Exercise prompt:
Where a line holds the word "phẳng", copy that line.
BEGIN Provided entries
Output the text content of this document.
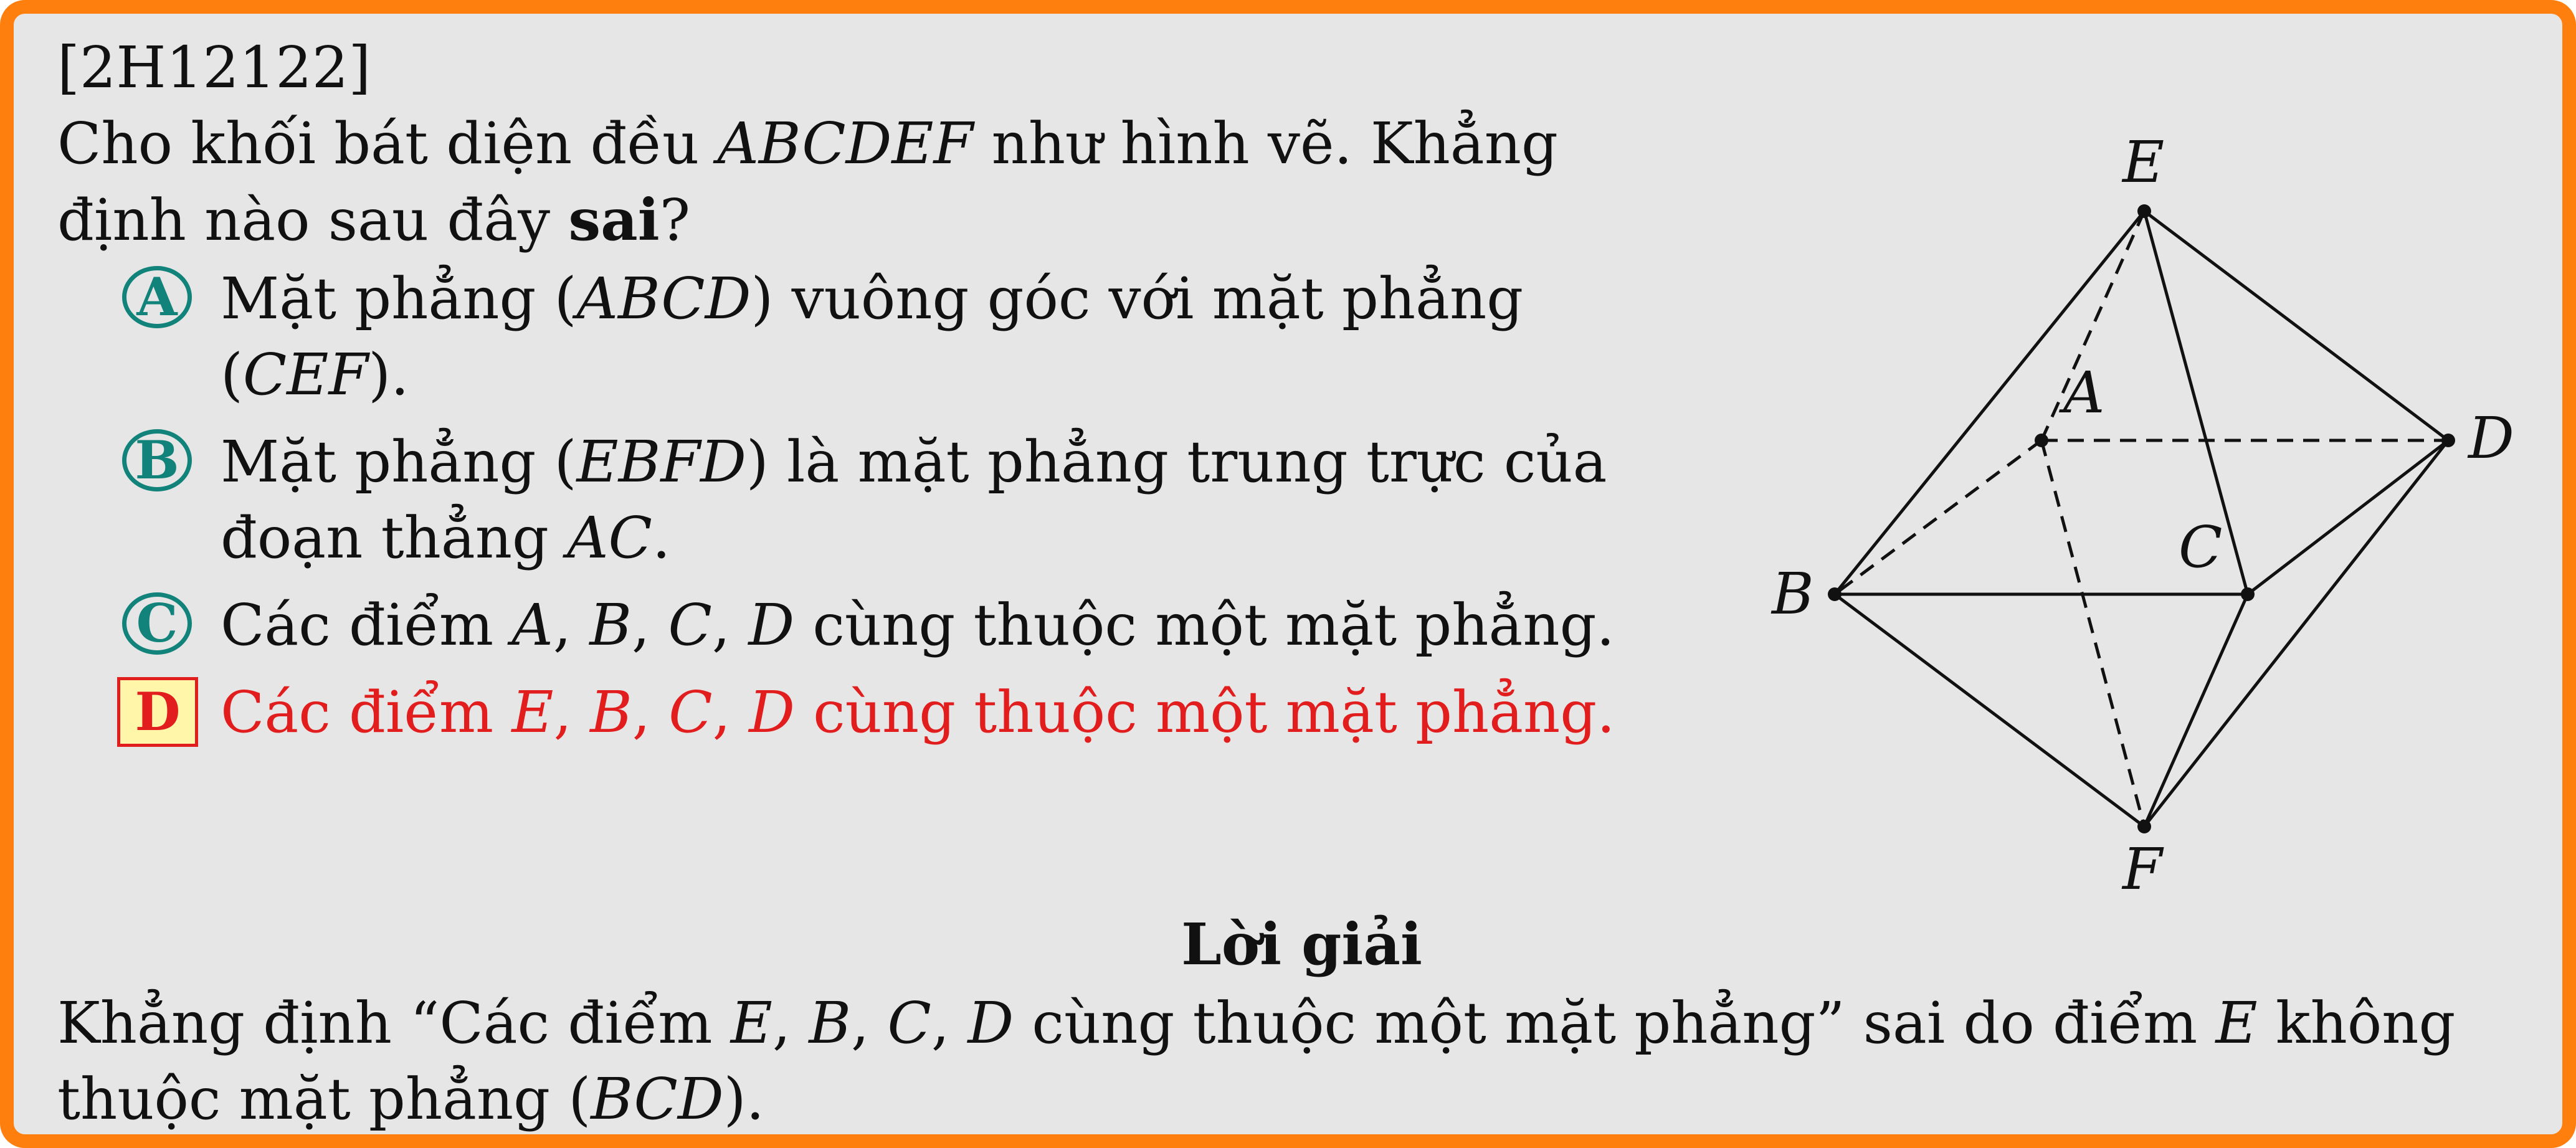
[2H12122]
Cho khối bát diện đều ABCDEF như hình vẽ. Khẳng định nào sau đây sai?
A Mặt phẳng (ABCD) vuông góc với mặt phẳng (CEF).
B Mặt phẳng (EBFD) là mặt phẳng trung trực của đoạn thẳng AC.
C Các điểm A, B, C, D cùng thuộc một mặt phẳng.
D Các điểm E, B, C, D cùng thuộc một mặt phẳng.
E
A
D
B
C
F
Lời giải
Khẳng định “Các điểm E, B, C, D cùng thuộc một mặt phẳng” sai do điểm E không thuộc mặt phẳng (BCD).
END Provided entries
Answer to this problem:
A Mặt phẳng (ABCD) vuông góc với mặt phẳng (CEF).
B Mặt phẳng (EBFD) là mặt phẳng trung trực của đoạn thẳng AC.
C Các điểm A, B, C, D cùng thuộc một mặt phẳng.
D Các điểm E, B, C, D cùng thuộc một mặt phẳng.
Khẳng định “Các điểm E, B, C, D cùng thuộc một mặt phẳng” sai do điểm E không thuộc mặt phẳng (BCD).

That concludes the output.